Written instruction:
Rewrite every item below, changing "calendar-icon" to "schedule-icon" and leaving everything else unchanged. Omit the pictures from your answer.

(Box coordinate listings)
───

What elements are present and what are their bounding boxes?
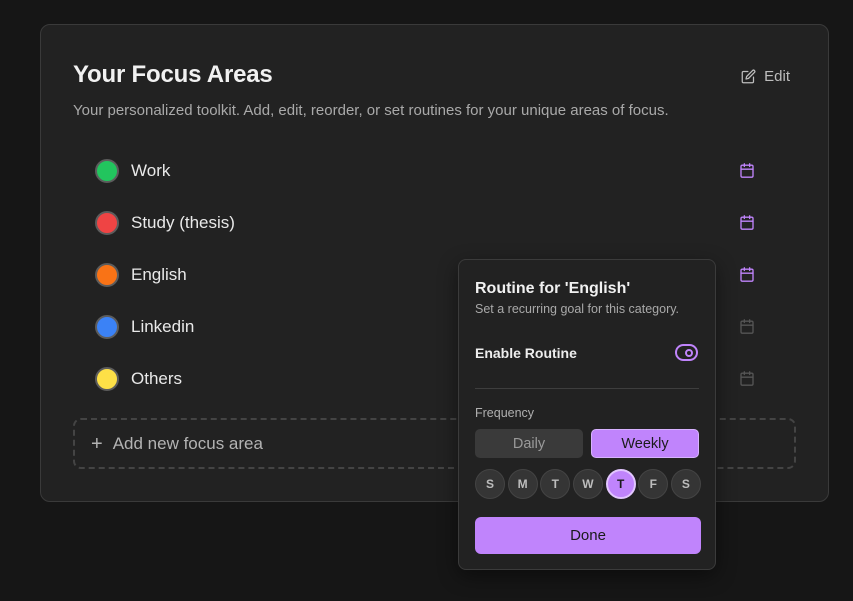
edit-icon [741, 69, 756, 84]
focus-area-item-study[interactable]: Study (thesis) [95, 197, 755, 249]
focus-area-item-work[interactable]: Work [95, 145, 755, 197]
color-dot [95, 263, 119, 287]
edit-button-label: Edit [764, 67, 790, 85]
focus-area-label: Study (thesis) [131, 213, 235, 232]
color-dot [95, 159, 119, 183]
calendar-icon[interactable] [739, 370, 755, 387]
weekday-selector: S M T W T F S [475, 469, 701, 502]
day-monday[interactable]: M [507, 469, 538, 499]
calendar-icon[interactable] [739, 266, 755, 283]
focus-area-label: Linkedin [131, 317, 195, 336]
frequency-weekly-button[interactable]: Weekly [591, 429, 699, 458]
focus-area-label: Others [131, 369, 183, 388]
calendar-icon[interactable] [739, 318, 755, 335]
color-dot [95, 367, 119, 391]
frequency-daily-button[interactable]: Daily [475, 429, 583, 458]
routine-title: Routine for 'English' [475, 280, 631, 297]
add-focus-area-label: Add new focus area [112, 433, 263, 453]
day-saturday[interactable]: S [670, 469, 701, 499]
color-dot [95, 315, 119, 339]
color-dot [95, 211, 119, 235]
page-subtitle: Your personalized toolkit. Add, edit, re… [73, 102, 669, 119]
page-title: Your Focus Areas [73, 61, 273, 88]
day-wednesday[interactable]: W [572, 469, 603, 499]
day-sunday[interactable]: S [475, 469, 505, 499]
day-thursday[interactable]: T [605, 469, 636, 499]
enable-routine-toggle[interactable] [675, 344, 698, 361]
focus-area-label: English [131, 265, 187, 284]
enable-routine-label: Enable Routine [475, 345, 577, 361]
divider [475, 388, 699, 389]
routine-popover: Routine for 'English' Set a recurring go… [458, 259, 716, 570]
calendar-icon[interactable] [739, 214, 755, 231]
plus-icon: + [91, 432, 103, 455]
edit-button[interactable]: Edit [741, 66, 790, 86]
day-tuesday[interactable]: T [540, 469, 571, 499]
calendar-icon[interactable] [739, 162, 755, 179]
focus-area-label: Work [131, 161, 171, 180]
routine-subtitle: Set a recurring goal for this category. [475, 302, 680, 316]
toggle-knob [685, 348, 693, 357]
frequency-label: Frequency [475, 406, 535, 420]
done-button[interactable]: Done [475, 517, 701, 554]
day-friday[interactable]: F [638, 469, 669, 499]
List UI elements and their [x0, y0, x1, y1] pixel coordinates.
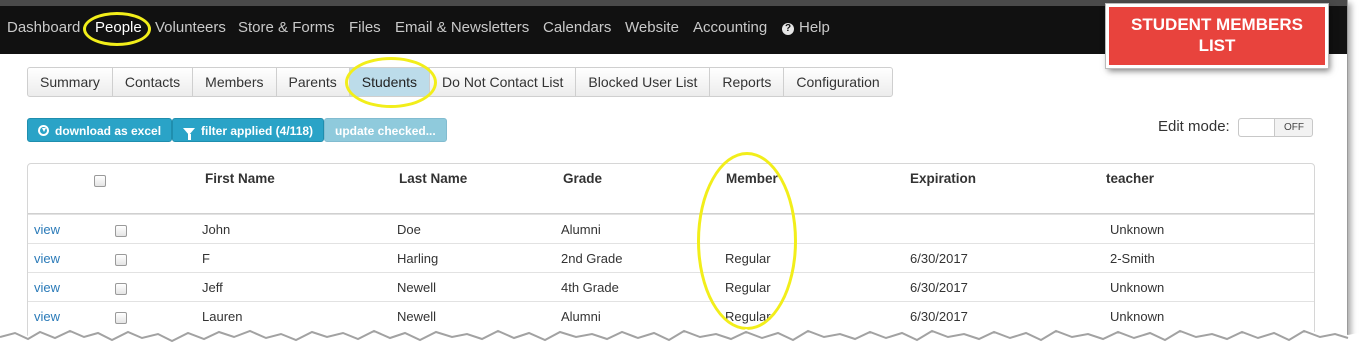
cell-member: Regular	[725, 280, 771, 295]
cell-grade: Alumni	[561, 222, 601, 237]
nav-files[interactable]: Files	[349, 19, 381, 36]
filter-button[interactable]: filter applied (4/118)	[172, 118, 325, 142]
cell-teacher: Unknown	[1110, 222, 1165, 237]
cell-teacher: Unknown	[1110, 280, 1165, 295]
nav-help[interactable]: ? Help	[782, 19, 830, 36]
download-excel-button[interactable]: download as excel	[27, 118, 173, 142]
nav-help-label: Help	[799, 19, 830, 36]
cell-first-name: Jeff	[202, 280, 223, 295]
col-expiration[interactable]: Expiration	[910, 171, 976, 186]
tab-parents[interactable]: Parents	[277, 68, 350, 96]
callout-line1: STUDENT MEMBERS	[1131, 15, 1303, 34]
tab-do-not-contact[interactable]: Do Not Contact List	[430, 68, 577, 96]
tab-students[interactable]: Students	[349, 68, 431, 96]
cell-last-name: Newell	[397, 280, 437, 295]
table-row: view F Harling 2nd Grade Regular 6/30/20…	[28, 243, 1314, 272]
cell-expiration: 6/30/2017	[910, 251, 968, 266]
nav-email-newsletters[interactable]: Email & Newsletters	[395, 19, 529, 36]
nav-store-forms[interactable]: Store & Forms	[238, 19, 335, 36]
tab-members[interactable]: Members	[193, 68, 277, 96]
download-label: download as excel	[55, 124, 162, 138]
view-link[interactable]: view	[34, 251, 60, 266]
row-checkbox[interactable]	[115, 283, 127, 295]
edit-mode-toggle[interactable]: OFF	[1238, 118, 1313, 137]
cell-last-name: Doe	[397, 222, 421, 237]
cell-last-name: Harling	[397, 251, 439, 266]
tab-blocked-users[interactable]: Blocked User List	[576, 68, 711, 96]
filter-icon	[183, 128, 195, 140]
cell-teacher: 2-Smith	[1110, 251, 1155, 266]
view-link[interactable]: view	[34, 280, 60, 295]
cell-member: Regular	[725, 251, 771, 266]
toggle-state: OFF	[1284, 122, 1304, 133]
cell-expiration: 6/30/2017	[910, 280, 968, 295]
col-member[interactable]: Member	[726, 171, 778, 186]
edit-mode-label: Edit mode:	[1158, 118, 1230, 135]
cell-first-name: John	[202, 222, 231, 237]
cell-grade: 4th Grade	[561, 280, 619, 295]
table-row: view Jeff Newell 4th Grade Regular 6/30/…	[28, 272, 1314, 301]
cell-grade: 2nd Grade	[561, 251, 623, 266]
nav-people[interactable]: People	[95, 19, 142, 36]
tab-reports[interactable]: Reports	[710, 68, 785, 96]
filter-label: filter applied (4/118)	[201, 124, 314, 138]
nav-volunteers[interactable]: Volunteers	[155, 19, 226, 36]
annotation-callout: STUDENT MEMBERS LIST	[1106, 4, 1328, 68]
col-last-name[interactable]: Last Name	[399, 171, 467, 186]
table-row: view John Doe Alumni Unknown	[28, 214, 1314, 243]
nav-calendars[interactable]: Calendars	[543, 19, 611, 36]
download-icon	[38, 125, 49, 136]
nav-website[interactable]: Website	[625, 19, 679, 36]
toggle-knob	[1239, 119, 1275, 136]
view-link[interactable]: view	[34, 222, 60, 237]
col-teacher[interactable]: teacher	[1106, 171, 1154, 186]
callout-line2: LIST	[1198, 36, 1236, 55]
nav-accounting[interactable]: Accounting	[693, 19, 767, 36]
select-all-checkbox[interactable]	[94, 175, 106, 187]
col-first-name[interactable]: First Name	[205, 171, 275, 186]
app-frame: Dashboard People Volunteers Store & Form…	[0, 0, 1348, 348]
col-grade[interactable]: Grade	[563, 171, 602, 186]
nav-dashboard[interactable]: Dashboard	[7, 19, 80, 36]
help-icon: ?	[782, 23, 794, 35]
row-checkbox[interactable]	[115, 225, 127, 237]
people-tabs: Summary Contacts Members Parents Student…	[27, 67, 893, 97]
row-checkbox[interactable]	[115, 254, 127, 266]
torn-edge	[0, 328, 1363, 356]
tab-summary[interactable]: Summary	[28, 68, 113, 96]
cell-first-name: F	[202, 251, 210, 266]
tab-contacts[interactable]: Contacts	[113, 68, 194, 96]
update-checked-button[interactable]: update checked...	[324, 118, 447, 142]
tab-configuration[interactable]: Configuration	[784, 68, 891, 96]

───

Output for this task:
What elements are present and what are their bounding boxes?
edit-icon [741, 69, 756, 84]
focus-area-item-study[interactable]: Study (thesis) [95, 197, 755, 249]
focus-area-item-work[interactable]: Work [95, 145, 755, 197]
color-dot [95, 263, 119, 287]
edit-button-label: Edit [764, 67, 790, 85]
focus-area-label: Study (thesis) [131, 213, 235, 232]
color-dot [95, 159, 119, 183]
schedule-icon[interactable] [739, 370, 755, 387]
weekday-selector: S M T W T F S [475, 469, 701, 502]
day-monday[interactable]: M [507, 469, 538, 499]
schedule-icon[interactable] [739, 266, 755, 283]
focus-area-label: Linkedin [131, 317, 195, 336]
frequency-weekly-button[interactable]: Weekly [591, 429, 699, 458]
focus-area-label: Others [131, 369, 183, 388]
schedule-icon[interactable] [739, 318, 755, 335]
color-dot [95, 367, 119, 391]
frequency-daily-button[interactable]: Daily [475, 429, 583, 458]
routine-title: Routine for 'English' [475, 280, 631, 297]
add-focus-area-label: Add new focus area [112, 433, 263, 453]
day-saturday[interactable]: S [670, 469, 701, 499]
color-dot [95, 315, 119, 339]
color-dot [95, 211, 119, 235]
page-subtitle: Your personalized toolkit. Add, edit, re… [73, 102, 669, 119]
page-title: Your Focus Areas [73, 61, 273, 88]
day-wednesday[interactable]: W [572, 469, 603, 499]
day-sunday[interactable]: S [475, 469, 505, 499]
day-thursday[interactable]: T [605, 469, 636, 499]
enable-routine-toggle[interactable] [675, 344, 698, 361]
focus-area-label: English [131, 265, 187, 284]
enable-routine-label: Enable Routine [475, 345, 577, 361]
divider [475, 388, 699, 389]
routine-popover: Routine for 'English' Set a recurring go… [458, 259, 716, 570]
schedule-icon[interactable] [739, 214, 755, 231]
plus-icon: + [91, 432, 103, 455]
edit-button[interactable]: Edit [741, 66, 790, 86]
day-tuesday[interactable]: T [540, 469, 571, 499]
schedule-icon[interactable] [739, 162, 755, 179]
focus-area-label: Work [131, 161, 171, 180]
routine-subtitle: Set a recurring goal for this category. [475, 302, 680, 316]
toggle-knob [685, 348, 693, 357]
frequency-label: Frequency [475, 406, 535, 420]
done-button[interactable]: Done [475, 517, 701, 554]
day-friday[interactable]: F [638, 469, 669, 499]
List UI elements and their [x0, y0, x1, y1] pixel coordinates.
cell-member: Regular	[725, 280, 771, 295]
cell-grade: Alumni	[561, 222, 601, 237]
nav-files[interactable]: Files	[349, 19, 381, 36]
filter-button[interactable]: filter applied (4/118)	[172, 118, 325, 142]
cell-teacher: Unknown	[1110, 222, 1165, 237]
cell-teacher: Unknown	[1110, 280, 1165, 295]
nav-help[interactable]: ? Help	[782, 19, 830, 36]
download-excel-button[interactable]: download as excel	[27, 118, 173, 142]
nav-help-label: Help	[799, 19, 830, 36]
cell-first-name: Jeff	[202, 280, 223, 295]
col-expiration[interactable]: Expiration	[910, 171, 976, 186]
tab-parents[interactable]: Parents	[277, 68, 350, 96]
callout-line1: STUDENT MEMBERS	[1131, 15, 1303, 34]
tab-do-not-contact[interactable]: Do Not Contact List	[430, 68, 577, 96]
tab-students[interactable]: Students	[349, 68, 431, 96]
cell-last-name: Newell	[397, 280, 437, 295]
table-row: view F Harling 2nd Grade Regular 6/30/20…	[28, 243, 1314, 272]
cell-expiration: 6/30/2017	[910, 251, 968, 266]
nav-email-newsletters[interactable]: Email & Newsletters	[395, 19, 529, 36]
nav-store-forms[interactable]: Store & Forms	[238, 19, 335, 36]
tab-members[interactable]: Members	[193, 68, 277, 96]
download-label: download as excel	[55, 124, 162, 138]
view-link[interactable]: view	[34, 251, 60, 266]
row-checkbox[interactable]	[115, 283, 127, 295]
edit-mode-toggle[interactable]: OFF	[1238, 118, 1313, 137]
cell-last-name: Doe	[397, 222, 421, 237]
cell-last-name: Harling	[397, 251, 439, 266]
tab-blocked-users[interactable]: Blocked User List	[576, 68, 711, 96]
filter-icon	[183, 128, 195, 140]
cell-teacher: 2-Smith	[1110, 251, 1155, 266]
view-link[interactable]: view	[34, 280, 60, 295]
cell-member: Regular	[725, 251, 771, 266]
toggle-state: OFF	[1284, 122, 1304, 133]
cell-expiration: 6/30/2017	[910, 280, 968, 295]
col-member[interactable]: Member	[726, 171, 778, 186]
edit-mode-label: Edit mode:	[1158, 118, 1230, 135]
cell-first-name: John	[202, 222, 231, 237]
cell-grade: 4th Grade	[561, 280, 619, 295]
table-row: view Jeff Newell 4th Grade Regular 6/30/…	[28, 272, 1314, 301]
cell-grade: 2nd Grade	[561, 251, 623, 266]
nav-people[interactable]: People	[95, 19, 142, 36]
tab-reports[interactable]: Reports	[710, 68, 785, 96]
filter-label: filter applied (4/118)	[201, 124, 314, 138]
nav-volunteers[interactable]: Volunteers	[155, 19, 226, 36]
annotation-callout: STUDENT MEMBERS LIST	[1106, 4, 1328, 68]
col-last-name[interactable]: Last Name	[399, 171, 467, 186]
table-row: view John Doe Alumni Unknown	[28, 214, 1314, 243]
nav-calendars[interactable]: Calendars	[543, 19, 611, 36]
download-icon	[38, 125, 49, 136]
nav-website[interactable]: Website	[625, 19, 679, 36]
toggle-knob	[1239, 119, 1275, 136]
view-link[interactable]: view	[34, 222, 60, 237]
col-teacher[interactable]: teacher	[1106, 171, 1154, 186]
callout-line2: LIST	[1198, 36, 1236, 55]
nav-accounting[interactable]: Accounting	[693, 19, 767, 36]
select-all-checkbox[interactable]	[94, 175, 106, 187]
col-first-name[interactable]: First Name	[205, 171, 275, 186]
app-frame: Dashboard People Volunteers Store & Form…	[0, 0, 1348, 348]
col-grade[interactable]: Grade	[563, 171, 602, 186]
nav-dashboard[interactable]: Dashboard	[7, 19, 80, 36]
help-icon: ?	[782, 23, 794, 35]
row-checkbox[interactable]	[115, 225, 127, 237]
people-tabs: Summary Contacts Members Parents Student…	[27, 67, 893, 97]
row-checkbox[interactable]	[115, 254, 127, 266]
torn-edge	[0, 328, 1363, 356]
tab-summary[interactable]: Summary	[28, 68, 113, 96]
cell-first-name: F	[202, 251, 210, 266]
tab-contacts[interactable]: Contacts	[113, 68, 194, 96]
update-checked-button[interactable]: update checked...	[324, 118, 447, 142]
tab-configuration[interactable]: Configuration	[784, 68, 891, 96]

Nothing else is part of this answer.